--- start Record excerpts ---

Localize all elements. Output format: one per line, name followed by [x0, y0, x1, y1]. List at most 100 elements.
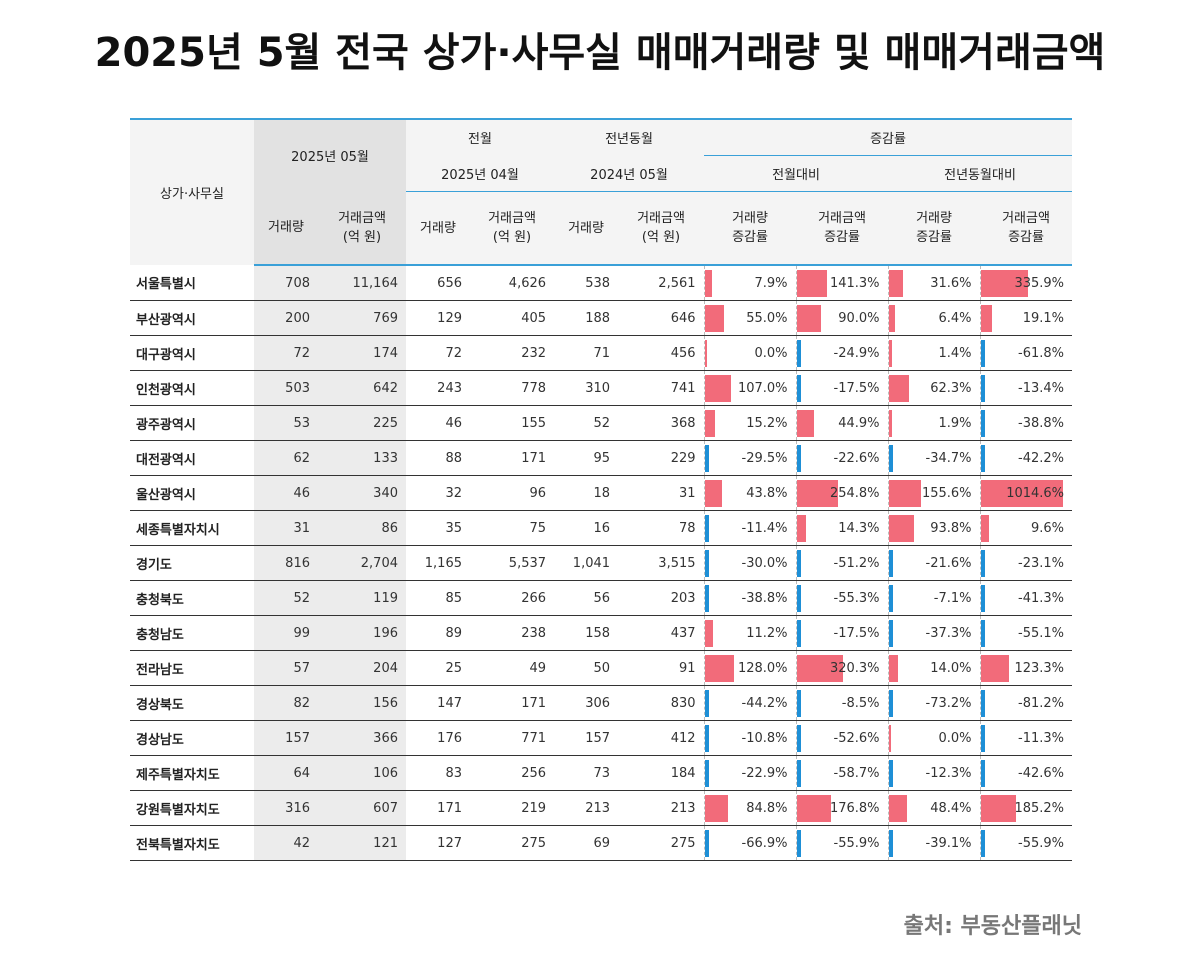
region-cell: 대구광역시	[130, 335, 254, 371]
region-cell: 서울특별시	[130, 265, 254, 301]
change-bar	[888, 690, 893, 717]
change-cell: -52.6%	[795, 720, 889, 756]
value-cell: 266	[470, 580, 555, 616]
change-cell: -11.3%	[979, 720, 1073, 756]
value-cell: 316	[254, 790, 318, 826]
header-volume: 거래량	[554, 191, 619, 266]
change-cell: -12.3%	[887, 755, 981, 791]
value-cell: 32	[406, 475, 470, 511]
table-row: 경기도 816 2,704 1,165 5,537 1,041 3,515 -30.0% -51…	[130, 545, 1073, 581]
change-cell: -24.9%	[795, 335, 889, 371]
change-value: -21.6%	[925, 555, 972, 571]
table-row: 세종특별자치시 31 86 35 75 16 78 -11.4% 14.3% 93.8% 9.6%	[130, 510, 1073, 546]
region-cell: 울산광역시	[130, 475, 254, 511]
region-cell: 대전광역시	[130, 440, 254, 476]
change-cell: -38.8%	[979, 405, 1073, 441]
value-cell: 366	[318, 720, 406, 756]
header-yoy: 전년동월대비	[888, 155, 1073, 192]
change-bar	[888, 620, 893, 647]
change-value: -10.8%	[741, 730, 788, 746]
value-cell: 42	[254, 825, 318, 861]
change-value: 320.3%	[829, 660, 880, 676]
change-value: -8.5%	[841, 695, 880, 711]
change-cell: -51.2%	[795, 545, 889, 581]
table-row: 강원특별자치도 316 607 171 219 213 213 84.8% 176.8% 48.4…	[130, 790, 1073, 826]
change-cell: -10.8%	[703, 720, 797, 756]
value-cell: 129	[406, 300, 470, 336]
change-bar	[704, 270, 712, 297]
header-volume: 거래량	[406, 191, 470, 266]
change-bar	[888, 830, 893, 857]
change-bar	[888, 410, 893, 437]
change-cell: 31.6%	[887, 265, 981, 301]
value-cell: 1,165	[406, 545, 470, 581]
value-cell: 83	[406, 755, 470, 791]
value-cell: 157	[254, 720, 318, 756]
value-cell: 771	[470, 720, 555, 756]
region-cell: 경상남도	[130, 720, 254, 756]
change-value: -42.2%	[1018, 450, 1065, 466]
change-value: -30.0%	[741, 555, 788, 571]
change-bar	[888, 375, 910, 402]
value-cell: 78	[618, 510, 705, 546]
change-value: 93.8%	[930, 520, 972, 536]
change-cell: 155.6%	[887, 475, 981, 511]
change-bar	[980, 305, 992, 332]
value-cell: 82	[254, 685, 318, 721]
value-cell: 64	[254, 755, 318, 791]
change-cell: 43.8%	[703, 475, 797, 511]
change-bar	[980, 480, 1064, 507]
change-bar	[888, 585, 893, 612]
value-cell: 18	[554, 475, 619, 511]
value-cell: 147	[406, 685, 470, 721]
change-cell: -38.8%	[703, 580, 797, 616]
change-value: -11.4%	[741, 520, 788, 536]
header-prev-month: 전월	[406, 118, 555, 156]
change-value: -55.9%	[1018, 835, 1065, 851]
header-volume-change: 거래량 증감률	[704, 191, 797, 266]
change-bar	[704, 375, 732, 402]
value-cell: 31	[254, 510, 318, 546]
value-cell: 256	[470, 755, 555, 791]
value-cell: 96	[470, 475, 555, 511]
change-value: -55.3%	[833, 590, 880, 606]
change-cell: 15.2%	[703, 405, 797, 441]
change-value: -37.3%	[925, 625, 972, 641]
change-bar	[980, 550, 985, 577]
change-bar	[796, 305, 822, 332]
change-bar	[704, 585, 709, 612]
value-cell: 121	[318, 825, 406, 861]
change-bar	[980, 270, 1029, 297]
value-cell: 95	[554, 440, 619, 476]
value-cell: 174	[318, 335, 406, 371]
change-value: 62.3%	[930, 380, 972, 396]
change-value: -44.2%	[741, 695, 788, 711]
value-cell: 830	[618, 685, 705, 721]
change-cell: 320.3%	[795, 650, 889, 686]
change-bar	[980, 620, 985, 647]
value-cell: 456	[618, 335, 705, 371]
change-bar	[796, 830, 801, 857]
value-cell: 155	[470, 405, 555, 441]
value-cell: 11,164	[318, 265, 406, 301]
header-change: 증감률	[704, 118, 1073, 156]
value-cell: 203	[618, 580, 705, 616]
change-cell: 128.0%	[703, 650, 797, 686]
change-cell: 48.4%	[887, 790, 981, 826]
table-row: 충청남도 99 196 89 238 158 437 11.2% -17.5% -37.3% -55…	[130, 615, 1073, 651]
value-cell: 200	[254, 300, 318, 336]
change-cell: -13.4%	[979, 370, 1073, 406]
change-value: 9.6%	[1031, 520, 1065, 536]
value-cell: 646	[618, 300, 705, 336]
value-cell: 708	[254, 265, 318, 301]
value-cell: 73	[554, 755, 619, 791]
change-cell: 1.9%	[887, 405, 981, 441]
value-cell: 4,626	[470, 265, 555, 301]
value-cell: 157	[554, 720, 619, 756]
region-cell: 세종특별자치시	[130, 510, 254, 546]
value-cell: 53	[254, 405, 318, 441]
change-value: -38.8%	[1018, 415, 1065, 431]
value-cell: 213	[618, 790, 705, 826]
change-value: 15.2%	[746, 415, 788, 431]
region-cell: 제주특별자치도	[130, 755, 254, 791]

--- end Record excerpts ---

- **Set problem**
From the records above, quote the lines from the line containing "335, 254, 371]" to the line containing "375, 732, 402]", inclusive, reproducing each one verbatim.

- **Response to this exercise**
region-cell: 대구광역시	[130, 335, 254, 371]
region-cell: 서울특별시	[130, 265, 254, 301]
change-bar	[888, 690, 893, 717]
change-cell: -52.6%	[795, 720, 889, 756]
value-cell: 266	[470, 580, 555, 616]
change-cell: -11.3%	[979, 720, 1073, 756]
value-cell: 316	[254, 790, 318, 826]
header-volume: 거래량	[554, 191, 619, 266]
change-cell: -12.3%	[887, 755, 981, 791]
value-cell: 32	[406, 475, 470, 511]
table-row: 경기도 816 2,704 1,165 5,537 1,041 3,515 -30.0% -51…	[130, 545, 1073, 581]
change-cell: -24.9%	[795, 335, 889, 371]
change-value: -21.6%	[925, 555, 972, 571]
table-row: 세종특별자치시 31 86 35 75 16 78 -11.4% 14.3% 93.8% 9.6%	[130, 510, 1073, 546]
region-cell: 울산광역시	[130, 475, 254, 511]
region-cell: 대전광역시	[130, 440, 254, 476]
change-cell: -38.8%	[979, 405, 1073, 441]
value-cell: 366	[318, 720, 406, 756]
header-yoy: 전년동월대비	[888, 155, 1073, 192]
change-bar	[888, 620, 893, 647]
change-value: -10.8%	[741, 730, 788, 746]
value-cell: 42	[254, 825, 318, 861]
change-value: 320.3%	[829, 660, 880, 676]
change-value: -8.5%	[841, 695, 880, 711]
change-cell: -51.2%	[795, 545, 889, 581]
table-row: 강원특별자치도 316 607 171 219 213 213 84.8% 176.8% 48.4…	[130, 790, 1073, 826]
change-cell: -10.8%	[703, 720, 797, 756]
value-cell: 129	[406, 300, 470, 336]
change-bar	[704, 270, 712, 297]
header-volume: 거래량	[406, 191, 470, 266]
change-bar	[888, 830, 893, 857]
change-bar	[888, 410, 893, 437]
change-cell: 31.6%	[887, 265, 981, 301]
value-cell: 1,165	[406, 545, 470, 581]
value-cell: 83	[406, 755, 470, 791]
value-cell: 157	[254, 720, 318, 756]
value-cell: 771	[470, 720, 555, 756]
region-cell: 경상남도	[130, 720, 254, 756]
change-value: -42.2%	[1018, 450, 1065, 466]
change-value: -30.0%	[741, 555, 788, 571]
change-bar	[888, 375, 910, 402]
value-cell: 78	[618, 510, 705, 546]
change-value: 93.8%	[930, 520, 972, 536]
change-cell: 155.6%	[887, 475, 981, 511]
change-bar	[980, 305, 992, 332]
value-cell: 82	[254, 685, 318, 721]
value-cell: 64	[254, 755, 318, 791]
change-cell: 43.8%	[703, 475, 797, 511]
change-bar	[980, 480, 1064, 507]
change-bar	[888, 585, 893, 612]
value-cell: 18	[554, 475, 619, 511]
value-cell: 147	[406, 685, 470, 721]
change-cell: -38.8%	[703, 580, 797, 616]
change-value: -11.4%	[741, 520, 788, 536]
header-prev-month: 전월	[406, 118, 555, 156]
change-value: -55.9%	[1018, 835, 1065, 851]
header-volume-change: 거래량 증감률	[704, 191, 797, 266]
change-bar	[704, 375, 732, 402]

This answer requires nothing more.